___ DATASET ROWS
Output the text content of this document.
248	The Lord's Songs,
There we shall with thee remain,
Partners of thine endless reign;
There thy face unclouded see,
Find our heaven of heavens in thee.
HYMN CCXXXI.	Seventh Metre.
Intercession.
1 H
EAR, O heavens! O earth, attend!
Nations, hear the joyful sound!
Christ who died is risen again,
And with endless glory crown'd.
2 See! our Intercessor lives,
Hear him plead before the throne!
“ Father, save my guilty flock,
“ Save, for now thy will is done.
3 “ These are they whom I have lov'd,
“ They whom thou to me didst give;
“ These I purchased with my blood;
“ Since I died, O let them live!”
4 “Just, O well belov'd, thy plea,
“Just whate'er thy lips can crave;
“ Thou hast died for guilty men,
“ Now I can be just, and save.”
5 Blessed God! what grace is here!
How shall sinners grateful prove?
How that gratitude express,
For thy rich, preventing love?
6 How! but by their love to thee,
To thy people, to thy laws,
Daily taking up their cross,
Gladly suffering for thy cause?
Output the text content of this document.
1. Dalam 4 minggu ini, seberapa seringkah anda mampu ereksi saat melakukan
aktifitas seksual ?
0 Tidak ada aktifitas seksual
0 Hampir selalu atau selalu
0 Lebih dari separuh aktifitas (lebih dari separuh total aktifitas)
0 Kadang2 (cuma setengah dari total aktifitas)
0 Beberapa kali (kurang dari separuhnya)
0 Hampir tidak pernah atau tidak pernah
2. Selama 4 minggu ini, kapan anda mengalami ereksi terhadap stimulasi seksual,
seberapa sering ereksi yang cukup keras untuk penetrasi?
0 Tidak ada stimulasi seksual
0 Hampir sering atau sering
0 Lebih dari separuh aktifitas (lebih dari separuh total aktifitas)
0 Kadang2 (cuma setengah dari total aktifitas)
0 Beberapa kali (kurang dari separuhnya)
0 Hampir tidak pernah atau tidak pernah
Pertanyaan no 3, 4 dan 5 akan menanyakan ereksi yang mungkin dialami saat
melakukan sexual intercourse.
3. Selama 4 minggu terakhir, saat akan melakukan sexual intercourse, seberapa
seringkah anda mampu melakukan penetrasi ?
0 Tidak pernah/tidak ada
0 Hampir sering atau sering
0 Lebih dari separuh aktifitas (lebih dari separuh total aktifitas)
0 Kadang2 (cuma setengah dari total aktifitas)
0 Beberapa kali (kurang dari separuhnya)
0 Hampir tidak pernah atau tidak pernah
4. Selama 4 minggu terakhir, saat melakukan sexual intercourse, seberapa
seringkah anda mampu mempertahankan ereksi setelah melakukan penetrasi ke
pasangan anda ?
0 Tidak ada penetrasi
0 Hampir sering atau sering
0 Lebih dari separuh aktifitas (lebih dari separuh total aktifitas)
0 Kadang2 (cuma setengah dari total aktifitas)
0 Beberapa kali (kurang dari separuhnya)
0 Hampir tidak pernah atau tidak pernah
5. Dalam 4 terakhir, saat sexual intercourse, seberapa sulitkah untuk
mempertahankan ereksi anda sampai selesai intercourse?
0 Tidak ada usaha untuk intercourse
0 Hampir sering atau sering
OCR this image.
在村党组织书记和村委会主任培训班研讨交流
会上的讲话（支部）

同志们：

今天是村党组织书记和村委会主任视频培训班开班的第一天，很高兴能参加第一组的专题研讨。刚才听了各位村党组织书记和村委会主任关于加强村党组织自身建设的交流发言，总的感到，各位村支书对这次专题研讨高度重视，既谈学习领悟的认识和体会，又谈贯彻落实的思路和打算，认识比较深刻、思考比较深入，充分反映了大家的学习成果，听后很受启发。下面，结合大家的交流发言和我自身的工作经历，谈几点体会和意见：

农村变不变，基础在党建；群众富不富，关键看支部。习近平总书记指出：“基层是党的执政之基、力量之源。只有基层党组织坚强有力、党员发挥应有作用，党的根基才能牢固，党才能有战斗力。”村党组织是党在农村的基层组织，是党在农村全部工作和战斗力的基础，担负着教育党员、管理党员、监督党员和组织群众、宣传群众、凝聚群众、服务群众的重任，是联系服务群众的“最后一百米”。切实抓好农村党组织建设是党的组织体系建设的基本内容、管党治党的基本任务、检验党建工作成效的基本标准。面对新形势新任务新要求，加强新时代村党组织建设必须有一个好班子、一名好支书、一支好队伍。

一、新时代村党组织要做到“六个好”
______
:: THE EXERCISE ::
Check each line of the records for the word "Selama", and show the lines that contain it.

:: FULL ANSWER ::
2. Selama 4 minggu ini, kapan anda mengalami ereksi terhadap stimulasi seksual,
3. Selama 4 minggu terakhir, saat akan melakukan sexual intercourse, seberapa
4. Selama 4 minggu terakhir, saat melakukan sexual intercourse, seberapa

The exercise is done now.